━━━━━ Task material ━━━━━

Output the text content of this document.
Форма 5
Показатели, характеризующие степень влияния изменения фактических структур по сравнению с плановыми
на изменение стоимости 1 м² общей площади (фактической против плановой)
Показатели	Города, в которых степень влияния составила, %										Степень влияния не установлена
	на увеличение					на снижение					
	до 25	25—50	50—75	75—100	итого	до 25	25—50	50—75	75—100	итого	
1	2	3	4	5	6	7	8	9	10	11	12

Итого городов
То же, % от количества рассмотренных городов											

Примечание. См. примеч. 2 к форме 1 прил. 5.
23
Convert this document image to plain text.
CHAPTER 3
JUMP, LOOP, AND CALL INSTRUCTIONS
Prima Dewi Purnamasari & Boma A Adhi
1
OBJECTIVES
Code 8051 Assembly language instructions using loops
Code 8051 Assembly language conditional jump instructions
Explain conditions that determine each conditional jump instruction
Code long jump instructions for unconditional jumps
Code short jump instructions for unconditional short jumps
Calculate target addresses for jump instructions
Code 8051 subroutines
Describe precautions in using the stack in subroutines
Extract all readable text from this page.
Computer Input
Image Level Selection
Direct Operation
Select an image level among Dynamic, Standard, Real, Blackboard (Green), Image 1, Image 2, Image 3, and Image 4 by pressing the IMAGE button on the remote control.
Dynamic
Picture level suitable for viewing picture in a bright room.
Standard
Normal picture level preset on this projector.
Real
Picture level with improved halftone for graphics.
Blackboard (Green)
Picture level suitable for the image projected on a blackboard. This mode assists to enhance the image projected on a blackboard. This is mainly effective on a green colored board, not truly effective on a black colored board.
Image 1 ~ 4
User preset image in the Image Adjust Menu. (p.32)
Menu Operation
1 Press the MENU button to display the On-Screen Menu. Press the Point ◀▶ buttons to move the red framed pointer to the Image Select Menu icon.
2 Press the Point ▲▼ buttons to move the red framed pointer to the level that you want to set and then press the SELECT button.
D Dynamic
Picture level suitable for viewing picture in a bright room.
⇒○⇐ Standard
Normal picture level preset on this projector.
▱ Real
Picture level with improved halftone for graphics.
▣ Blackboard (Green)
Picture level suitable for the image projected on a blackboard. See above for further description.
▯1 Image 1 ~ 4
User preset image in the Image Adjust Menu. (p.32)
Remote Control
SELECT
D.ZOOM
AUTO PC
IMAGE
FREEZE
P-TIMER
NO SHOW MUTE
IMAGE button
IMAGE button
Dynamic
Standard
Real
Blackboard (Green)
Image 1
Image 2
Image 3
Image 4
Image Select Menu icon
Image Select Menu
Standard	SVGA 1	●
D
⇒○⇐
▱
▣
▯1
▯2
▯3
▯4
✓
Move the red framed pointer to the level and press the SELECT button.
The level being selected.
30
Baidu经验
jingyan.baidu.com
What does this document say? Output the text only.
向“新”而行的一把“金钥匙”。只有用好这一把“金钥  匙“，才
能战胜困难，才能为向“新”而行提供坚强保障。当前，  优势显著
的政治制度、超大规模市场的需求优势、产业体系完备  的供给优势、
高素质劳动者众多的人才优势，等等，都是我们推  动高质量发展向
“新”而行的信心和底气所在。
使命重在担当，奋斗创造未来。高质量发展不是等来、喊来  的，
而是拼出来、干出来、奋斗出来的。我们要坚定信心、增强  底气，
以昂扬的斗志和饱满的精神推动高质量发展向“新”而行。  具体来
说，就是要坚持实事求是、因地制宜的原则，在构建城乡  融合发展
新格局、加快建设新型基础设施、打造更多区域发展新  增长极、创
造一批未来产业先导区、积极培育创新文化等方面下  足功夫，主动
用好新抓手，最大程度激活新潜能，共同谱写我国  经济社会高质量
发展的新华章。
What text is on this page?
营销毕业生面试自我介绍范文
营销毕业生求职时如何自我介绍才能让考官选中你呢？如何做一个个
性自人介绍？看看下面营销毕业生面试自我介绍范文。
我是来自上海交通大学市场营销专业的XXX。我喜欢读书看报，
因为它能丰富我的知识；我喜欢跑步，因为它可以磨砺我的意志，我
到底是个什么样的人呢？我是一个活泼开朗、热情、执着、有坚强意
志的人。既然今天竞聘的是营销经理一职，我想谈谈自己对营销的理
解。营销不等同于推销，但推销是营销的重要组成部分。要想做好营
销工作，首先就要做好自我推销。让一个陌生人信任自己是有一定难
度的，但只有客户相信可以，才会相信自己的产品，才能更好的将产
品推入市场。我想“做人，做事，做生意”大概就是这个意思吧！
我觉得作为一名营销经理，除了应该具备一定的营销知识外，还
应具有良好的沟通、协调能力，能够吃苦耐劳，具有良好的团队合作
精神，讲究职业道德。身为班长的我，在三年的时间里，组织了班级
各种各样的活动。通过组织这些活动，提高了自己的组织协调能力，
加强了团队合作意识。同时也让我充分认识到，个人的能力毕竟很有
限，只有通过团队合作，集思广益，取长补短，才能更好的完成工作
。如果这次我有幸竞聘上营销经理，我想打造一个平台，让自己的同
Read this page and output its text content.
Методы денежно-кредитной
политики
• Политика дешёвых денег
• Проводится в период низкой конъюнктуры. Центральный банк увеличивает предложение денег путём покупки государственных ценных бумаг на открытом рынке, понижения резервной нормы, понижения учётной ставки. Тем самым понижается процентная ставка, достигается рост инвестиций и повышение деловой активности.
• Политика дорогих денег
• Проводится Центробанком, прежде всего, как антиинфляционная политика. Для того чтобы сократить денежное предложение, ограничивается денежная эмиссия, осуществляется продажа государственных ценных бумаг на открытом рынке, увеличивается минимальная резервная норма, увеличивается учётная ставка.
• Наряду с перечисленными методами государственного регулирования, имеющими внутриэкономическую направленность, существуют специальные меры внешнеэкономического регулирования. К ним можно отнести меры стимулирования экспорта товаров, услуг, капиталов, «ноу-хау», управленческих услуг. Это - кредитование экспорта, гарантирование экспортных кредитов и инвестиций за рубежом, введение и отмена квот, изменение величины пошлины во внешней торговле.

━━━━━

**What the task requires:** All of the data must be returned exactly.

**Task output:**
Output the text content of this document.
Форма 5
Показатели, характеризующие степень влияния изменения фактических структур по сравнению с плановыми
на изменение стоимости 1 м² общей площади (фактической против плановой)
Показатели	Города, в которых степень влияния составила, %										Степень влияния не установлена
	на увеличение					на снижение					
	до 25	25—50	50—75	75—100	итого	до 25	25—50	50—75	75—100	итого	
1	2	3	4	5	6	7	8	9	10	11	12

Итого городов
То же, % от количества рассмотренных городов											

Примечание. См. примеч. 2 к форме 1 прил. 5.
23
Convert this document image to plain text.
CHAPTER 3
JUMP, LOOP, AND CALL INSTRUCTIONS
Prima Dewi Purnamasari & Boma A Adhi
1
OBJECTIVES
Code 8051 Assembly language instructions using loops
Code 8051 Assembly language conditional jump instructions
Explain conditions that determine each conditional jump instruction
Code long jump instructions for unconditional jumps
Code short jump instructions for unconditional short jumps
Calculate target addresses for jump instructions
Code 8051 subroutines
Describe precautions in using the stack in subroutines
Extract all readable text from this page.
Computer Input
Image Level Selection
Direct Operation
Select an image level among Dynamic, Standard, Real, Blackboard (Green), Image 1, Image 2, Image 3, and Image 4 by pressing the IMAGE button on the remote control.
Dynamic
Picture level suitable for viewing picture in a bright room.
Standard
Normal picture level preset on this projector.
Real
Picture level with improved halftone for graphics.
Blackboard (Green)
Picture level suitable for the image projected on a blackboard. This mode assists to enhance the image projected on a blackboard. This is mainly effective on a green colored board, not truly effective on a black colored board.
Image 1 ~ 4
User preset image in the Image Adjust Menu. (p.32)
Menu Operation
1 Press the MENU button to display the On-Screen Menu. Press the Point ◀▶ buttons to move the red framed pointer to the Image Select Menu icon.
2 Press the Point ▲▼ buttons to move the red framed pointer to the level that you want to set and then press the SELECT button.
D Dynamic
Picture level suitable for viewing picture in a bright room.
⇒○⇐ Standard
Normal picture level preset on this projector.
▱ Real
Picture level with improved halftone for graphics.
▣ Blackboard (Green)
Picture level suitable for the image projected on a blackboard. See above for further description.
▯1 Image 1 ~ 4
User preset image in the Image Adjust Menu. (p.32)
Remote Control
SELECT
D.ZOOM
AUTO PC
IMAGE
FREEZE
P-TIMER
NO SHOW MUTE
IMAGE button
IMAGE button
Dynamic
Standard
Real
Blackboard (Green)
Image 1
Image 2
Image 3
Image 4
Image Select Menu icon
Image Select Menu
Standard	SVGA 1	●
D
⇒○⇐
▱
▣
▯1
▯2
▯3
▯4
✓
Move the red framed pointer to the level and press the SELECT button.
The level being selected.
30
Baidu经验
jingyan.baidu.com
What does this document say? Output the text only.
向“新”而行的一把“金钥匙”。只有用好这一把“金钥  匙“，才
能战胜困难，才能为向“新”而行提供坚强保障。当前，  优势显著
的政治制度、超大规模市场的需求优势、产业体系完备  的供给优势、
高素质劳动者众多的人才优势，等等，都是我们推  动高质量发展向
“新”而行的信心和底气所在。
使命重在担当，奋斗创造未来。高质量发展不是等来、喊来  的，
而是拼出来、干出来、奋斗出来的。我们要坚定信心、增强  底气，
以昂扬的斗志和饱满的精神推动高质量发展向“新”而行。  具体来
说，就是要坚持实事求是、因地制宜的原则，在构建城乡  融合发展
新格局、加快建设新型基础设施、打造更多区域发展新  增长极、创
造一批未来产业先导区、积极培育创新文化等方面下  足功夫，主动
用好新抓手，最大程度激活新潜能，共同谱写我国  经济社会高质量
发展的新华章。
What text is on this page?
营销毕业生面试自我介绍范文
营销毕业生求职时如何自我介绍才能让考官选中你呢？如何做一个个
性自人介绍？看看下面营销毕业生面试自我介绍范文。
我是来自上海交通大学市场营销专业的XXX。我喜欢读书看报，
因为它能丰富我的知识；我喜欢跑步，因为它可以磨砺我的意志，我
到底是个什么样的人呢？我是一个活泼开朗、热情、执着、有坚强意
志的人。既然今天竞聘的是营销经理一职，我想谈谈自己对营销的理
解。营销不等同于推销，但推销是营销的重要组成部分。要想做好营
销工作，首先就要做好自我推销。让一个陌生人信任自己是有一定难
度的，但只有客户相信可以，才会相信自己的产品，才能更好的将产
品推入市场。我想“做人，做事，做生意”大概就是这个意思吧！
我觉得作为一名营销经理，除了应该具备一定的营销知识外，还
应具有良好的沟通、协调能力，能够吃苦耐劳，具有良好的团队合作
精神，讲究职业道德。身为班长的我，在三年的时间里，组织了班级
各种各样的活动。通过组织这些活动，提高了自己的组织协调能力，
加强了团队合作意识。同时也让我充分认识到，个人的能力毕竟很有
限，只有通过团队合作，集思广益，取长补短，才能更好的完成工作
。如果这次我有幸竞聘上营销经理，我想打造一个平台，让自己的同
Read this page and output its text content.
Методы денежно-кредитной
политики
• Политика дешёвых денег
• Проводится в период низкой конъюнктуры. Центральный банк увеличивает предложение денег путём покупки государственных ценных бумаг на открытом рынке, понижения резервной нормы, понижения учётной ставки. Тем самым понижается процентная ставка, достигается рост инвестиций и повышение деловой активности.
• Политика дорогих денег
• Проводится Центробанком, прежде всего, как антиинфляционная политика. Для того чтобы сократить денежное предложение, ограничивается денежная эмиссия, осуществляется продажа государственных ценных бумаг на открытом рынке, увеличивается минимальная резервная норма, увеличивается учётная ставка.
• Наряду с перечисленными методами государственного регулирования, имеющими внутриэкономическую направленность, существуют специальные меры внешнеэкономического регулирования. К ним можно отнести меры стимулирования экспорта товаров, услуг, капиталов, «ноу-хау», управленческих услуг. Это - кредитование экспорта, гарантирование экспортных кредитов и инвестиций за рубежом, введение и отмена квот, изменение величины пошлины во внешней торговле.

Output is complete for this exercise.